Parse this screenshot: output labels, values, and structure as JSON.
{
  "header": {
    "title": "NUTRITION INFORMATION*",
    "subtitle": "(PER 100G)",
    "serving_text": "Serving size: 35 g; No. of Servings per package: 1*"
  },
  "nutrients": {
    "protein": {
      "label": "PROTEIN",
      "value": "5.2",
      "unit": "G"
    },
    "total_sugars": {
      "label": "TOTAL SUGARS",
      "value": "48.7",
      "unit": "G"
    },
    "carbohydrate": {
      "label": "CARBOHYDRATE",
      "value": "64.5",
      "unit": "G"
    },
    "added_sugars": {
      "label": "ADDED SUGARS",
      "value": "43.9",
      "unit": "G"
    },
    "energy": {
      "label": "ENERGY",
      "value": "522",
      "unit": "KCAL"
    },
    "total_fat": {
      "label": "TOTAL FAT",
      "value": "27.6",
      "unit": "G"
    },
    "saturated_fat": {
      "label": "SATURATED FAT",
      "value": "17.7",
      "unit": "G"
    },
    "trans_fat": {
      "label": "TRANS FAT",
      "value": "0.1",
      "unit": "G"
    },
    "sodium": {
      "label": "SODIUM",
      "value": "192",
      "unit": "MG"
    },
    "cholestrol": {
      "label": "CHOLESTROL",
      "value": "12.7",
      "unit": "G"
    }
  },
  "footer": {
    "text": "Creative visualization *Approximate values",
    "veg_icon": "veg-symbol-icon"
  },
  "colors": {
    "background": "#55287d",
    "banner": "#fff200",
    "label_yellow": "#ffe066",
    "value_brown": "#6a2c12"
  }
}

- **Instructions for the task**
Find the string "values" in the records, then copy each line where it occurs.

- **Answer to this problem**
Parse this screenshot: output labels, values, and structure as JSON.
    "text": "Creative visualization *Approximate values",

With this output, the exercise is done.